··· Items ···
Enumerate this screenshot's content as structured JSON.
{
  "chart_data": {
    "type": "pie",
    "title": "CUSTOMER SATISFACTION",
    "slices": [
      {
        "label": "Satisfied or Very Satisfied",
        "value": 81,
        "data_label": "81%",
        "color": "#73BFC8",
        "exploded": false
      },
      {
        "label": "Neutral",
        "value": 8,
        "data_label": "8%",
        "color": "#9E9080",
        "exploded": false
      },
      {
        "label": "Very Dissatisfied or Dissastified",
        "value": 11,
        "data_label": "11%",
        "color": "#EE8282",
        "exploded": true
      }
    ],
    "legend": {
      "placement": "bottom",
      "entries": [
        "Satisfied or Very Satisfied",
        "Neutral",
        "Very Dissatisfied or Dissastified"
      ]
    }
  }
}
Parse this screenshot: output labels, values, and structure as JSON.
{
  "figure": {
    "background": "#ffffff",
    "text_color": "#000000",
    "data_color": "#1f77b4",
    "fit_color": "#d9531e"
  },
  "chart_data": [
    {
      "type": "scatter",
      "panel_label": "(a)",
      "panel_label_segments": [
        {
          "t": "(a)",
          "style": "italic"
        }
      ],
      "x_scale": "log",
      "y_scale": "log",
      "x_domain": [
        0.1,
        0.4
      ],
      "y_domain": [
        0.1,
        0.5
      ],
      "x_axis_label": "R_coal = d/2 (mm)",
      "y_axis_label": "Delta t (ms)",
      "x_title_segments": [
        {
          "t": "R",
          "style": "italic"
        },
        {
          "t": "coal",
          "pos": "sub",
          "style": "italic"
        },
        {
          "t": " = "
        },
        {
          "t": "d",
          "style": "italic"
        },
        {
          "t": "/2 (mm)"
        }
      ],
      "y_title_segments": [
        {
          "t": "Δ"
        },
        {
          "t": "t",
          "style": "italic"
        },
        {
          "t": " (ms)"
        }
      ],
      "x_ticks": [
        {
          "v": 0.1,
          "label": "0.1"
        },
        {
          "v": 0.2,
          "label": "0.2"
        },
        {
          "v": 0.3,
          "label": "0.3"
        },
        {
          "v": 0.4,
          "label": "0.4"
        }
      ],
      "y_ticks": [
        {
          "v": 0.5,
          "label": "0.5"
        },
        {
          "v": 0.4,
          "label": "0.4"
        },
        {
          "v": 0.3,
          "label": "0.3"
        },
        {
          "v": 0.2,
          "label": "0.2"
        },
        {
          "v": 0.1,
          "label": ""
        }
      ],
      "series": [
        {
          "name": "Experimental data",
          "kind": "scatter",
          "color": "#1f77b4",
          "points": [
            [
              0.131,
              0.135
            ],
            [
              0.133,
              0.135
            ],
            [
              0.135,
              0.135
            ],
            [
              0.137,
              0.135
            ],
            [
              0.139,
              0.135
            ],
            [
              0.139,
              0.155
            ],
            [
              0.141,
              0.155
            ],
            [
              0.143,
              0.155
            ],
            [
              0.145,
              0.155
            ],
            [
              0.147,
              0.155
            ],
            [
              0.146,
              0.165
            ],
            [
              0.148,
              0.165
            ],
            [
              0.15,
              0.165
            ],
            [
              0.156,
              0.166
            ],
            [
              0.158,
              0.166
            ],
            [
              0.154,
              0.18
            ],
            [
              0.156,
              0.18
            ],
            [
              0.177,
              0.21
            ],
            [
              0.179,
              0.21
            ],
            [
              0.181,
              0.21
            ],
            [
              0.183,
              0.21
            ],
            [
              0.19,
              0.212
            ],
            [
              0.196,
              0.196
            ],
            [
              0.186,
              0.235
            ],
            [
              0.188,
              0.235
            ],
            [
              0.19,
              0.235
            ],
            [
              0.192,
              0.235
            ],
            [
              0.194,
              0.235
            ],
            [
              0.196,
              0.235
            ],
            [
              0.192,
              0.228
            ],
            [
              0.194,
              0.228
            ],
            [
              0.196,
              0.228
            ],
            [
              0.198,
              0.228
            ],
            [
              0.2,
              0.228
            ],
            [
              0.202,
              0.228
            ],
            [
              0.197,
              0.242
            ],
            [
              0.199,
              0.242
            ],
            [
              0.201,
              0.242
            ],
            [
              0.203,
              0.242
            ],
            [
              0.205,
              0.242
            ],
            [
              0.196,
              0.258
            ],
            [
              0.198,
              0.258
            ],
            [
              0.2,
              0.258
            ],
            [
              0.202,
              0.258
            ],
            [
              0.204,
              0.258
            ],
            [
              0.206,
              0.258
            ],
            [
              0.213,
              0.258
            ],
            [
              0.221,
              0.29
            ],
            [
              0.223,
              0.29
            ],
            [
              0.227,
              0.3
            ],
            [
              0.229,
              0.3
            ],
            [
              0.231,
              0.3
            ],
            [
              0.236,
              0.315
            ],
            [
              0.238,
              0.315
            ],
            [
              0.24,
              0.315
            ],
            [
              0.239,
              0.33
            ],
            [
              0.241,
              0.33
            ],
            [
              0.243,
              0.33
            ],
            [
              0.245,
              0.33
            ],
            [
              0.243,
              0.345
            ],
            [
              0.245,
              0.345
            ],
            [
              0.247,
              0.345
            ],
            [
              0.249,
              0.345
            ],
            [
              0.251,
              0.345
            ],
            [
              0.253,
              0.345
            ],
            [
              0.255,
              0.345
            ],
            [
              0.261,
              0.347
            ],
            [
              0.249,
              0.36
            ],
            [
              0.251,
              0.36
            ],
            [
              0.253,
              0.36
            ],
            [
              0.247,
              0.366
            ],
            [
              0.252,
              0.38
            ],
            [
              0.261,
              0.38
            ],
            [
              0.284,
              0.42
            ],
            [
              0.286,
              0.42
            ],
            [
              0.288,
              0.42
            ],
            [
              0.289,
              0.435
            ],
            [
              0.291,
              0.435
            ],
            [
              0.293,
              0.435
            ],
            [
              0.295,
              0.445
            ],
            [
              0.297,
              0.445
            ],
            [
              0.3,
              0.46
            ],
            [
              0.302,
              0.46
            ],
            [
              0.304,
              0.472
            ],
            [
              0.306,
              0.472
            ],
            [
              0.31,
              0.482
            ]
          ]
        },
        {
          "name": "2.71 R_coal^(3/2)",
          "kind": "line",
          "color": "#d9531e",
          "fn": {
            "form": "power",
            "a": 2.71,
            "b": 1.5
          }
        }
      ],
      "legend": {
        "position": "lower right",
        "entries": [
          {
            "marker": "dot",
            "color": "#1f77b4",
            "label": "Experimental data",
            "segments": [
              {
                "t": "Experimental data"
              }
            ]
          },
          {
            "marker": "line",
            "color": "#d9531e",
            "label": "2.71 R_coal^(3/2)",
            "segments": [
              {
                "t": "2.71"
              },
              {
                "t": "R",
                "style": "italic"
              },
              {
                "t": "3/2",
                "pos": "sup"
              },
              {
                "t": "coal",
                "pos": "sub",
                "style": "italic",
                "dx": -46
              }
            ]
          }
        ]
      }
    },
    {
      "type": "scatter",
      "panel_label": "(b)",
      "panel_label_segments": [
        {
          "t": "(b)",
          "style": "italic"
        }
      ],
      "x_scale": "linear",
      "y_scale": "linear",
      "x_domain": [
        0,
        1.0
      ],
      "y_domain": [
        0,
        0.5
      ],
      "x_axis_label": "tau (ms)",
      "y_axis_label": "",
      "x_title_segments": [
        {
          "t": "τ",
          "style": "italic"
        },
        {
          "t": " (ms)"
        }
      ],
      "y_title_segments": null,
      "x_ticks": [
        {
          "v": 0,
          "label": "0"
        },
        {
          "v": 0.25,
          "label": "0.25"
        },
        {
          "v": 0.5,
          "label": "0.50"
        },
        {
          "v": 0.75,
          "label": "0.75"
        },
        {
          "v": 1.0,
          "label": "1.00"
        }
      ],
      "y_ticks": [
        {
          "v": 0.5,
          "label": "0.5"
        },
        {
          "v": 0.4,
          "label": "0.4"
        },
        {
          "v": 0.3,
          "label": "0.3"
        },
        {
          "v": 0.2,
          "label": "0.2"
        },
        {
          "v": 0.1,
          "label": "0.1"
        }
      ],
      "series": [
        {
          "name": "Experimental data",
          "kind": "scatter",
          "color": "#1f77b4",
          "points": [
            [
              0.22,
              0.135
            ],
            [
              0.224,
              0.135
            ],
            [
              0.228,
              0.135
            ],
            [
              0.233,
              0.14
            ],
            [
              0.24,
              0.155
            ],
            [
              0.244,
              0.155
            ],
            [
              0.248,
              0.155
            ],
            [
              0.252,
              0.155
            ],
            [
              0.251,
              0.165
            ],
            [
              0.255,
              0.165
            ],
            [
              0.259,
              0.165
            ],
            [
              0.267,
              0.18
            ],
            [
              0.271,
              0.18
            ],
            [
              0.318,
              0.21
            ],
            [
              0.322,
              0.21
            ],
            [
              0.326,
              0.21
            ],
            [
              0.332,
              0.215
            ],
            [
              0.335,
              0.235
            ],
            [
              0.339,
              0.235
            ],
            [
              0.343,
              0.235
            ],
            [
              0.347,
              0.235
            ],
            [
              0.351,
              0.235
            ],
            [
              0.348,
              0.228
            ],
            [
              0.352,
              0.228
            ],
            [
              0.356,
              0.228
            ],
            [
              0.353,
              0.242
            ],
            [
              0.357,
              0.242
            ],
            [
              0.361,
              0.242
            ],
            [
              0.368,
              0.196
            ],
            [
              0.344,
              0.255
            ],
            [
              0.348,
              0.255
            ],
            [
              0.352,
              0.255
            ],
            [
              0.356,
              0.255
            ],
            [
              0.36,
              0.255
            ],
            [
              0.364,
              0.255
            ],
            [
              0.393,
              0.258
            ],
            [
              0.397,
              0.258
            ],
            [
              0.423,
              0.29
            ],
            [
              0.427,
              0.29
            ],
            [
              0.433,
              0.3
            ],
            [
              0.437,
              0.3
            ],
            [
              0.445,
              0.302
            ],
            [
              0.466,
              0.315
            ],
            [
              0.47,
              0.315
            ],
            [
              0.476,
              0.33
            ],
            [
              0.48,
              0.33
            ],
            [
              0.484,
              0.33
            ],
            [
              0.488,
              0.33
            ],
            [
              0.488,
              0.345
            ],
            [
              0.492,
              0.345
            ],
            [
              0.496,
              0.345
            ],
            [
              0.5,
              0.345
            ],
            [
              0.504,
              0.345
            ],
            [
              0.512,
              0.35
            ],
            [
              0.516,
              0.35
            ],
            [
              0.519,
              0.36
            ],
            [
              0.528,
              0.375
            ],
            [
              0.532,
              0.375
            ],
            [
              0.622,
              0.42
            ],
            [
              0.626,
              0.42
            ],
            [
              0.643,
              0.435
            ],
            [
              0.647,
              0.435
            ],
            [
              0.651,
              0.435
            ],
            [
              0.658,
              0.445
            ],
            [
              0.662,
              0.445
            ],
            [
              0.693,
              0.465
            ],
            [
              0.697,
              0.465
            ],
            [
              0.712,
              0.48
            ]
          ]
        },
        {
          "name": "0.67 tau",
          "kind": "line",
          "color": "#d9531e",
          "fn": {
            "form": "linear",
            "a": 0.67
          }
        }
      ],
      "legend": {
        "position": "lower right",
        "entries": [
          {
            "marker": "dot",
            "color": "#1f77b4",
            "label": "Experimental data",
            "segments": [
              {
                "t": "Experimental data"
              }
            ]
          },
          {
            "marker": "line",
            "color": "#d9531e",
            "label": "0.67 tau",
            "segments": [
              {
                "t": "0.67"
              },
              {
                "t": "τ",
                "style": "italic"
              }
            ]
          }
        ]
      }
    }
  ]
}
···
Copy each line of the entries that includes the word "JSON".

## Exercise response
Enumerate this screenshot's content as structured JSON.
Parse this screenshot: output labels, values, and structure as JSON.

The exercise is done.